(Source data)
'''

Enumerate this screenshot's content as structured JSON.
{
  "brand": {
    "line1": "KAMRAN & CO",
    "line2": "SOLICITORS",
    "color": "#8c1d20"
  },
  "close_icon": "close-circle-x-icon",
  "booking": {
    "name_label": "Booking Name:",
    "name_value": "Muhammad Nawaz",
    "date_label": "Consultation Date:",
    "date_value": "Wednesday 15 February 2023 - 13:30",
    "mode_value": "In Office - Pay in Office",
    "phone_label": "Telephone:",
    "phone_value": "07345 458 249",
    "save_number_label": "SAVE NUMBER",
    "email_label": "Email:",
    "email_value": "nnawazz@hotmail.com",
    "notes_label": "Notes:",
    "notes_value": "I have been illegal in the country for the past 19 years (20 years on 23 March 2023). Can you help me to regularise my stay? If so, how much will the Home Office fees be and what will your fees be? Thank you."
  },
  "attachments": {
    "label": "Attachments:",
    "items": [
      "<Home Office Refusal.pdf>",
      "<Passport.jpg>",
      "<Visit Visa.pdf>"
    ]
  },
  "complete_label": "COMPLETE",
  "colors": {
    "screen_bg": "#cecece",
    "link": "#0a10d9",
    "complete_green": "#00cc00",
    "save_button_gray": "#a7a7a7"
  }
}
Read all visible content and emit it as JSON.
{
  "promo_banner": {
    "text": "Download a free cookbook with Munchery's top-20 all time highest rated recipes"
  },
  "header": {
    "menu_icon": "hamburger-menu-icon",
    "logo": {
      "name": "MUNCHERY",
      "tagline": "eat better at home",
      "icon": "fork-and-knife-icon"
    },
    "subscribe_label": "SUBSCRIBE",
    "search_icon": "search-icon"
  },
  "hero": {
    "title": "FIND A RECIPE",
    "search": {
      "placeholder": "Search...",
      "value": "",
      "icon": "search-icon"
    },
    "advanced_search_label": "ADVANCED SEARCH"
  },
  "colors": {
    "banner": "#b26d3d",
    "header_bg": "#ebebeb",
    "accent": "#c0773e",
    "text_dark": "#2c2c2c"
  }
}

'''

Given task: Give the entries once more, exactly as they appear.

Solution for this problem:
Enumerate this screenshot's content as structured JSON.
{
  "brand": {
    "line1": "KAMRAN & CO",
    "line2": "SOLICITORS",
    "color": "#8c1d20"
  },
  "close_icon": "close-circle-x-icon",
  "booking": {
    "name_label": "Booking Name:",
    "name_value": "Muhammad Nawaz",
    "date_label": "Consultation Date:",
    "date_value": "Wednesday 15 February 2023 - 13:30",
    "mode_value": "In Office - Pay in Office",
    "phone_label": "Telephone:",
    "phone_value": "07345 458 249",
    "save_number_label": "SAVE NUMBER",
    "email_label": "Email:",
    "email_value": "nnawazz@hotmail.com",
    "notes_label": "Notes:",
    "notes_value": "I have been illegal in the country for the past 19 years (20 years on 23 March 2023). Can you help me to regularise my stay? If so, how much will the Home Office fees be and what will your fees be? Thank you."
  },
  "attachments": {
    "label": "Attachments:",
    "items": [
      "<Home Office Refusal.pdf>",
      "<Passport.jpg>",
      "<Visit Visa.pdf>"
    ]
  },
  "complete_label": "COMPLETE",
  "colors": {
    "screen_bg": "#cecece",
    "link": "#0a10d9",
    "complete_green": "#00cc00",
    "save_button_gray": "#a7a7a7"
  }
}
Read all visible content and emit it as JSON.
{
  "promo_banner": {
    "text": "Download a free cookbook with Munchery's top-20 all time highest rated recipes"
  },
  "header": {
    "menu_icon": "hamburger-menu-icon",
    "logo": {
      "name": "MUNCHERY",
      "tagline": "eat better at home",
      "icon": "fork-and-knife-icon"
    },
    "subscribe_label": "SUBSCRIBE",
    "search_icon": "search-icon"
  },
  "hero": {
    "title": "FIND A RECIPE",
    "search": {
      "placeholder": "Search...",
      "value": "",
      "icon": "search-icon"
    },
    "advanced_search_label": "ADVANCED SEARCH"
  },
  "colors": {
    "banner": "#b26d3d",
    "header_bg": "#ebebeb",
    "accent": "#c0773e",
    "text_dark": "#2c2c2c"
  }
}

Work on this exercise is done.